## Written exercise
Pull every line containing "tingkah" out of the material below.

## Provided data
========
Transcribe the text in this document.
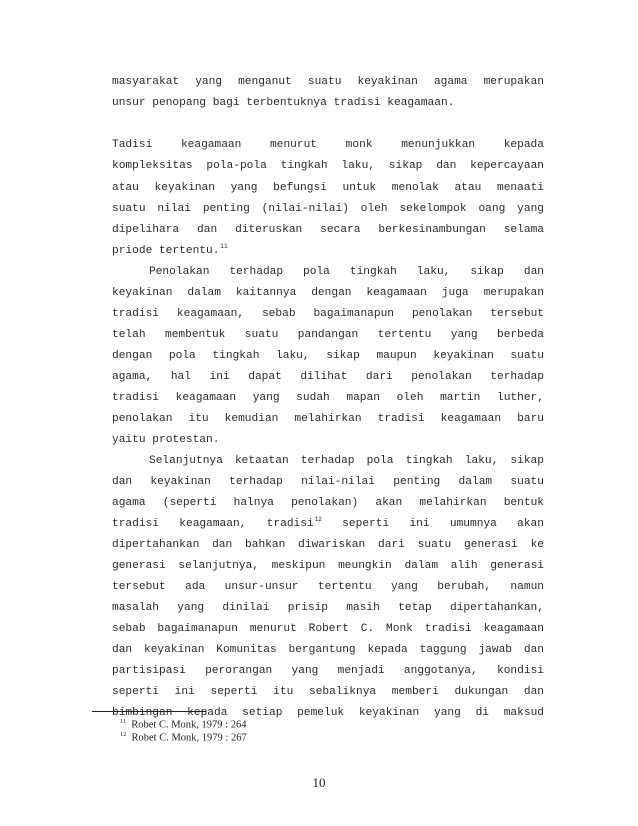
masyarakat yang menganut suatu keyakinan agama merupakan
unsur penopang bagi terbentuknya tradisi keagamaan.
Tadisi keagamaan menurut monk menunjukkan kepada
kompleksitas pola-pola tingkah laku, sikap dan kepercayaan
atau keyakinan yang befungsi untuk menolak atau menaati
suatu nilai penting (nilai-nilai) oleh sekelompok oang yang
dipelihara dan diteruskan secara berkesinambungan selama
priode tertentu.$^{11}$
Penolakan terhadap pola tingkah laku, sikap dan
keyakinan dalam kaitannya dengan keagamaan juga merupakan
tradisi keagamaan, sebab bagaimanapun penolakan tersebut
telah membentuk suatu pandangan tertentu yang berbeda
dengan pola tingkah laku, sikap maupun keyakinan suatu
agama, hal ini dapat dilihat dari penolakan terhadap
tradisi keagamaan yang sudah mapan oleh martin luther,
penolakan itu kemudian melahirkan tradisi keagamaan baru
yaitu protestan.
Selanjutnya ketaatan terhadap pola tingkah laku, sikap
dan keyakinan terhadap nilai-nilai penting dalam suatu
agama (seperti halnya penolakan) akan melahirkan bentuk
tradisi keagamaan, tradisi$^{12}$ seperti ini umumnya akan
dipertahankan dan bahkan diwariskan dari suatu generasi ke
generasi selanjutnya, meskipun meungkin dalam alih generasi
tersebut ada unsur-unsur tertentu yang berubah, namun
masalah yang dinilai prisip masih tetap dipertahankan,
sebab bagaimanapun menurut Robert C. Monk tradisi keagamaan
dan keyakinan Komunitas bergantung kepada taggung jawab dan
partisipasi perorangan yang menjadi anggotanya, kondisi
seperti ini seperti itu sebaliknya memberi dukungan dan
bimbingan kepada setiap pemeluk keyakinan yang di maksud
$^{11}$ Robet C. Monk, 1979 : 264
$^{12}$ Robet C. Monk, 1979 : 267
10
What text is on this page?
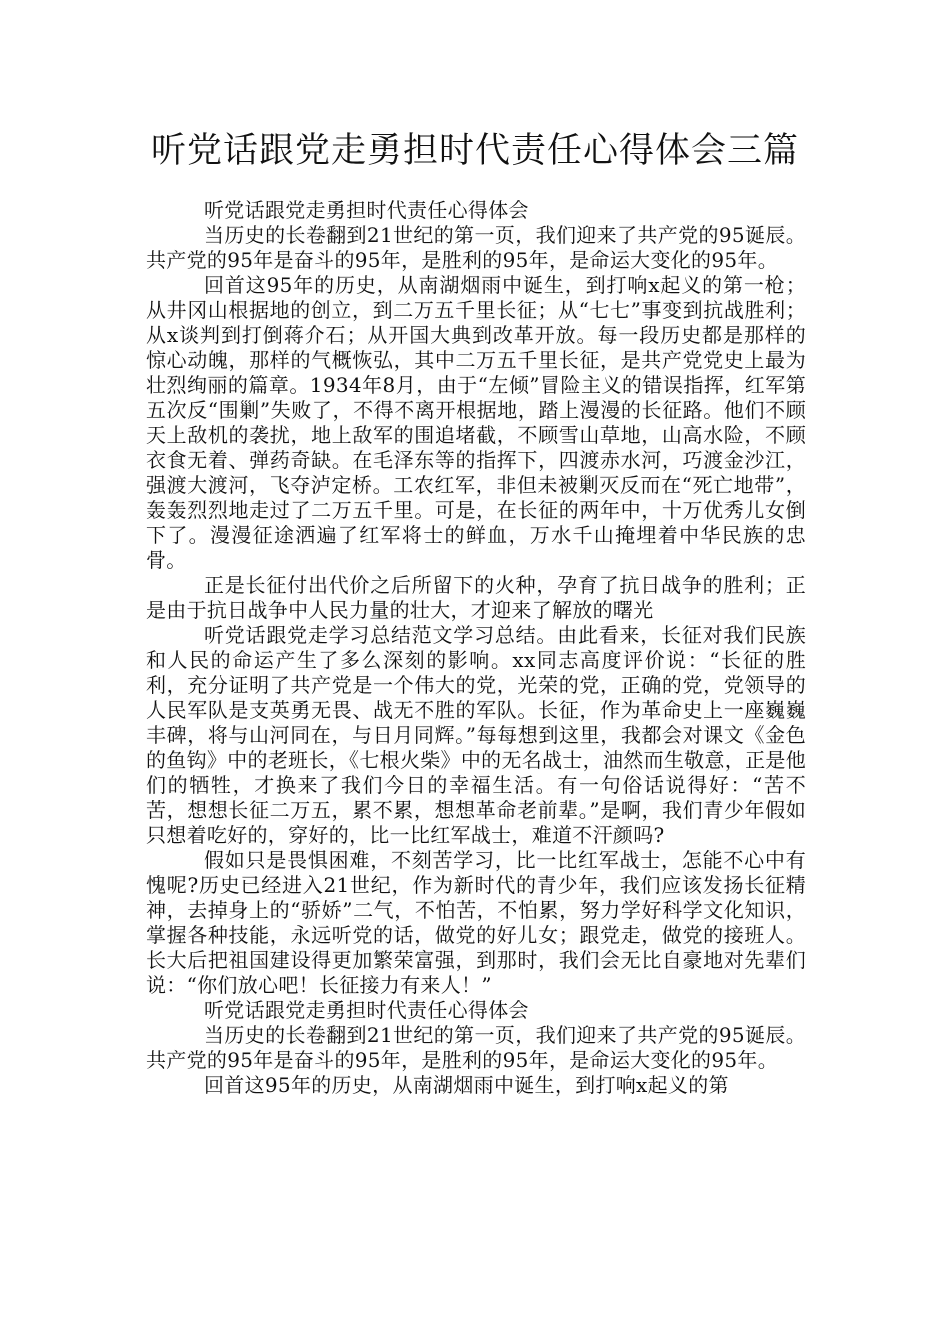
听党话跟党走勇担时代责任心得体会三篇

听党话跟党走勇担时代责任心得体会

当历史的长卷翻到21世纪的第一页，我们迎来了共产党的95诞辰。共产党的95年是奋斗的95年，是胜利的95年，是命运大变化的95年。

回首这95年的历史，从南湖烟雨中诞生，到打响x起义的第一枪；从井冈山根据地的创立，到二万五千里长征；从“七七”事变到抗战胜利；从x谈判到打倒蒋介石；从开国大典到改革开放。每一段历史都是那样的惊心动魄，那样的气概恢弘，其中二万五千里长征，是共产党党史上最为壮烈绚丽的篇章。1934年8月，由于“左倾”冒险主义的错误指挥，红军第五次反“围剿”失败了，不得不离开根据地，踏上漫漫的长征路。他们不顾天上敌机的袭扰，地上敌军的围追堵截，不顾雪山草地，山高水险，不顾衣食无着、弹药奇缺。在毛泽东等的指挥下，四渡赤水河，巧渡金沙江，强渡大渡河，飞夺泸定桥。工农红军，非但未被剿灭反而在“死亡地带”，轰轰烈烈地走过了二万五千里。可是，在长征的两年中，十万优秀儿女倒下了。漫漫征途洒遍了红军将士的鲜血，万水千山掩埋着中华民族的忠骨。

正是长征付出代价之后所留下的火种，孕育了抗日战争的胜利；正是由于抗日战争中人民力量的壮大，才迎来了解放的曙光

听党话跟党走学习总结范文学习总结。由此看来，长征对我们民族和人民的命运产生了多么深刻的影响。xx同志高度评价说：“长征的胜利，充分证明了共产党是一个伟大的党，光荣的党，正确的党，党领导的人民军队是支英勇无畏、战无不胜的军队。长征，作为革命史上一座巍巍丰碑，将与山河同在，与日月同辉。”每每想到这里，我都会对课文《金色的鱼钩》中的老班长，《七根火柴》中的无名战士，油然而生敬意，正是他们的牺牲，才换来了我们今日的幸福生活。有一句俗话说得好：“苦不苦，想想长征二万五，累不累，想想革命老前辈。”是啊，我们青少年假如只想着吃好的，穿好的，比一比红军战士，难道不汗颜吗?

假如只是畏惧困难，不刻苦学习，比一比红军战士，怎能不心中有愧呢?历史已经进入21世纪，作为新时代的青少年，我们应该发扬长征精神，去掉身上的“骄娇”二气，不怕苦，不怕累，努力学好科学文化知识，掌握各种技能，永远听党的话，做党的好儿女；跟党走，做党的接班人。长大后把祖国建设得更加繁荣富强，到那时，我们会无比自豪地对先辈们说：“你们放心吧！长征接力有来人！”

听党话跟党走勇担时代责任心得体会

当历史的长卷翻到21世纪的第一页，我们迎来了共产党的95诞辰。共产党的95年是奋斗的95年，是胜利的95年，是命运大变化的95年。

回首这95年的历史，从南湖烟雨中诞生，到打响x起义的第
========
## Answer to this problem
kompleksitas pola-pola tingkah laku, sikap dan kepercayaan
Penolakan terhadap pola tingkah laku, sikap dan
dengan pola tingkah laku, sikap maupun keyakinan suatu
Selanjutnya ketaatan terhadap pola tingkah laku, sikap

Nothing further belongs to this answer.